_Exercise directions_:
Read the mailing-list message on DocImpact and reno, then decide whether each statement agrees with it. For each, answer yes or no and quote the words of the message that decide it.
1. DocImpact creates bugs for merged changes.
2. Reno was already in use when the docimpact spec was written.
3. Under the idea going forward, the post-job would be triggered by the commit message.

_Excerpted text_:
[openstack-dev] [doc] DocImpact vs. reno

Andreas Jaeger aj at suse.com
Fri Dec 18 19:31:04 UTC 2015


On 12/18/2015 07:45 PM, Sean Dague wrote:
> On 12/18/2015 01:34 PM, Andreas Jaeger wrote:
>> On 12/18/2015 07:03 PM, Sean Dague wrote:
>>> Recently noticed that a new job ended up on all nova changes that was
>>> theoertically processing commit messages for DocImpact. It appears to be
>>> part of this spec -
>>> http://specs.openstack.org/openstack/docs-specs/specs/mitaka/review-docimpact.html
>>>
>>
>> Lana talked with John Garbutt about this and announced this also in
>> several 'What's up' newsletters like
>> http://lists.openstack.org/pipermail/openstack-dev/2015-December/081522.html
>>
>>
>>> First, a heads up would be good. Nova burns a lot of nodes (i.e. has a
>>> lot of patch volume), so this just decreased everyone's CI capacity
>>> noticably.
>>
>> I understand this reasoning and Joshua worked on a superior solution,
>> see
>> https://review.openstack.org/#/q/status:open+project:openstack-infra/zuul+branch:master+topic:skip-commit,n,z
>>
>>
>>>
>>> Secondly, this all seems like the wrong direction. We've got reno now,
>>> which is extremely useful for documenting significant changes in the
>>> code base that need to be reflected up. We've dropped UpgradeImpact for
>>> an upgrade comment in reno, which is *so* much better.
>>>
>>> It seems like using reno instead of commit message tags would be much
>>> better for everyone here.
>>
>> The goal of DocImpact is to notify the Documentation team about changes
>> - currently done via bugs in launchpad so that manuals can be easily
>> updated. How would this tracking work with docimpact?
>
> Because the current concern seems to be that naked DocImpact tag leaves
> people guessing what is important. And I understand that. There is a
> whole job now to just check that DocImpact containts a reason after it.
>
> We now have a very detailed system in reno to describe changes that will
> impact people using the code. It lets you do that with the commit and
> provide an arbitrarily large amount of content in it describing what and
> why you think that's important to reflect up.
>
> I think it effectively deprecates all *Impact flags. Now we have a place
> for that payload.


We - Sean, Anne Gentle, and Jeremy Stanley - just discussed this on 
#openstack-infra, let me summarize my understanding:

Some flags are used for checking before a merge the changes, especially 
SecurityImpact and APIImpact. These are used for reviewing the changes. 
This would be nice for DocImpact as well. SecurityImpact creates emails 
for merged changes, DocImpact creates bugs for merged changes.

When the docimpact spec was written, reno was not in use - and later 
nobody brought it up as alternative idea.

The idea going forward is instead of checking the commit message, is to 
add a special section using reno that explains the changes that are 
needed. A post-job would run and create bugs or sends out emails like 
today whenever a new entry gets added. But this would be triggered by 
special sections in the release-notes and not in the commit message. We 
also expect/hope that release notes get a good review and thus the 
quality of these notifications would be improved.

_Entries provided_:
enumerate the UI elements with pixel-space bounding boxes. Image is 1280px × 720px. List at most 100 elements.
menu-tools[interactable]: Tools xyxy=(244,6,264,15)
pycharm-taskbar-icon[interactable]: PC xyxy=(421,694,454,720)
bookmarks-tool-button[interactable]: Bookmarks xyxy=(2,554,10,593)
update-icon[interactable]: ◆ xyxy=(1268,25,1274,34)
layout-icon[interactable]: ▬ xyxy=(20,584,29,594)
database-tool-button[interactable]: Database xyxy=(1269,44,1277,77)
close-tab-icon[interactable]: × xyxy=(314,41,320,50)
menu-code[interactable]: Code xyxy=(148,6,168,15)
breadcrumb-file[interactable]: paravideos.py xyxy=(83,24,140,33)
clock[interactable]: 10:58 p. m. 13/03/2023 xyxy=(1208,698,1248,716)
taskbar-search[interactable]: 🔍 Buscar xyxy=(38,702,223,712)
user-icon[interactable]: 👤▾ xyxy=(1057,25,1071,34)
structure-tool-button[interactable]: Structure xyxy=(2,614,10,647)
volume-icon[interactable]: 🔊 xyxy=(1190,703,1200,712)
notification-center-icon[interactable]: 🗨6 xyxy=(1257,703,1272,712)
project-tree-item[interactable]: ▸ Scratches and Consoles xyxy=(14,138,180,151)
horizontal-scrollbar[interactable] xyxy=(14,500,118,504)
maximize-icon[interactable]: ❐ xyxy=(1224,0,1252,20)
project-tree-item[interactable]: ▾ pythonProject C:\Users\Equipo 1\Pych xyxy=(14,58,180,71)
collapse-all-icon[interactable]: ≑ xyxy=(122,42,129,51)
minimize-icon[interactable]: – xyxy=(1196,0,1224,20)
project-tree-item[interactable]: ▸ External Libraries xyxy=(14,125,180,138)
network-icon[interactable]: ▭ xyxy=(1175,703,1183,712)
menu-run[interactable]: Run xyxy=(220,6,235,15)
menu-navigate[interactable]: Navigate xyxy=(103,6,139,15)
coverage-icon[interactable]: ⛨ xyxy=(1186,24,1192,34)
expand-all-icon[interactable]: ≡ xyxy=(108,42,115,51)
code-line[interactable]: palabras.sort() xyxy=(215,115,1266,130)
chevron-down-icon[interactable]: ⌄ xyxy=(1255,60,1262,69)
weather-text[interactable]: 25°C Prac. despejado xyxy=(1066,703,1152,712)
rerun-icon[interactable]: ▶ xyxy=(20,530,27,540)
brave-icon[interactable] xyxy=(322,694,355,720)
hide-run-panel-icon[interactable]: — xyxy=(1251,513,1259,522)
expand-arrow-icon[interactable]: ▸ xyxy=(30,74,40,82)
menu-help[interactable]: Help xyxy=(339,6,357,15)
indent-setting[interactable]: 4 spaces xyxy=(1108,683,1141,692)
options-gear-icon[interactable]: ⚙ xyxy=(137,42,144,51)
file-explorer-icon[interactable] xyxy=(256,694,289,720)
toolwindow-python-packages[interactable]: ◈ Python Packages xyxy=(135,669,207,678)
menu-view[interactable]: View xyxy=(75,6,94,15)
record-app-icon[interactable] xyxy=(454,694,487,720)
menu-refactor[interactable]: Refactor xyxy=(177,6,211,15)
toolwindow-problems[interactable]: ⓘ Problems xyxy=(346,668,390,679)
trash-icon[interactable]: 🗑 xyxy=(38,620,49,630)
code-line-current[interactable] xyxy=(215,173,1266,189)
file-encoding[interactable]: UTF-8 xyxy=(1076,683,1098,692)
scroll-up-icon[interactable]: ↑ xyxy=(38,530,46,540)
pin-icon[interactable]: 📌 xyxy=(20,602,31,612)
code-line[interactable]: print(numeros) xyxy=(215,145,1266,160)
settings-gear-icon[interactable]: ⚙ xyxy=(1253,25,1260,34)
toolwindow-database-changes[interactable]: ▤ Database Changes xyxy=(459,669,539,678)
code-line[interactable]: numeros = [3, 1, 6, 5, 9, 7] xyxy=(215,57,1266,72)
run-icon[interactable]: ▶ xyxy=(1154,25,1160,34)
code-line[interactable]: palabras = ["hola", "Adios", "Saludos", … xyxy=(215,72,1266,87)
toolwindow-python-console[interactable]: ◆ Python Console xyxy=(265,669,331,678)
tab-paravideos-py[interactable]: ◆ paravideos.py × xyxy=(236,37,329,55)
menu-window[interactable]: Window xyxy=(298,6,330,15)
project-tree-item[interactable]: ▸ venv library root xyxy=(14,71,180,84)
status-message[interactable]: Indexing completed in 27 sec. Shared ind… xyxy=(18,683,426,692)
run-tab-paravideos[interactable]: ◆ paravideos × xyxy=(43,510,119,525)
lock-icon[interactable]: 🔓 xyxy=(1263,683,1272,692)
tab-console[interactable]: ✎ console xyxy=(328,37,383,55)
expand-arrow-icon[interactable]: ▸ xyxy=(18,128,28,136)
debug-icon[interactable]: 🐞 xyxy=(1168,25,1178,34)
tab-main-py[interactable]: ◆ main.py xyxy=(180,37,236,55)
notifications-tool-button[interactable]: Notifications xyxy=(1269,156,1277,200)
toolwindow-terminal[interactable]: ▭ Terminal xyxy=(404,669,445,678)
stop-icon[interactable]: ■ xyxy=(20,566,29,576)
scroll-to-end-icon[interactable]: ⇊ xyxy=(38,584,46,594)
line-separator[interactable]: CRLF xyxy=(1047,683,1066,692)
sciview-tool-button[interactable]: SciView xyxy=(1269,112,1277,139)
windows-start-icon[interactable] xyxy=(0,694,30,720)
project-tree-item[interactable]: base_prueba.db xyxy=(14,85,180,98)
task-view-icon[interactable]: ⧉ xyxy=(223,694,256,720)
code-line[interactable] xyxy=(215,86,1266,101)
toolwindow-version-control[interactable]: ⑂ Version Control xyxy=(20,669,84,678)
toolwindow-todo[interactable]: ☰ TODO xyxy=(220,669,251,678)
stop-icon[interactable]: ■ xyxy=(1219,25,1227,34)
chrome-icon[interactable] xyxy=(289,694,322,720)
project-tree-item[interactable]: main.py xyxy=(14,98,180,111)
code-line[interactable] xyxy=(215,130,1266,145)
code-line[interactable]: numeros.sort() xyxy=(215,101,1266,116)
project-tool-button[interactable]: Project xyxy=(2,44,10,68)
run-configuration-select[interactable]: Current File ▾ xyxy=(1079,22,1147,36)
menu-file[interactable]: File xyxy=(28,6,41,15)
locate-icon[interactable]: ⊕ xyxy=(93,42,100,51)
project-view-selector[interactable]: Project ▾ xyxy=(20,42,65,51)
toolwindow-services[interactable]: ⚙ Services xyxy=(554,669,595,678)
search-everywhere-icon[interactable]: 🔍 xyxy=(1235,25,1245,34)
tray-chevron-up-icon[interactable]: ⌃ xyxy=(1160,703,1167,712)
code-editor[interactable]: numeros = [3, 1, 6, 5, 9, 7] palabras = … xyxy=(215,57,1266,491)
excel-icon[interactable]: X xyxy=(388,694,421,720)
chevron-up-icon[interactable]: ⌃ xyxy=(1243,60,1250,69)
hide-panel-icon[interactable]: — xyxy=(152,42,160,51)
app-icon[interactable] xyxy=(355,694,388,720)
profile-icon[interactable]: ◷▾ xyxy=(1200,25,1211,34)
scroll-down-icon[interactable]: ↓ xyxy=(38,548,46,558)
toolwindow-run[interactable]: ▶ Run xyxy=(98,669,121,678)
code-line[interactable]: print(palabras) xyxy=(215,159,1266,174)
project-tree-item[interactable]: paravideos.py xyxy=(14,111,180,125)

_Answer to this task_:
1. Yes: "DocImpact creates bugs for merged changes."
2. No: "When the docimpact spec was written, reno was not in use"
3. No: "But this would be triggered by special sections in the release-notes and not in the commit message."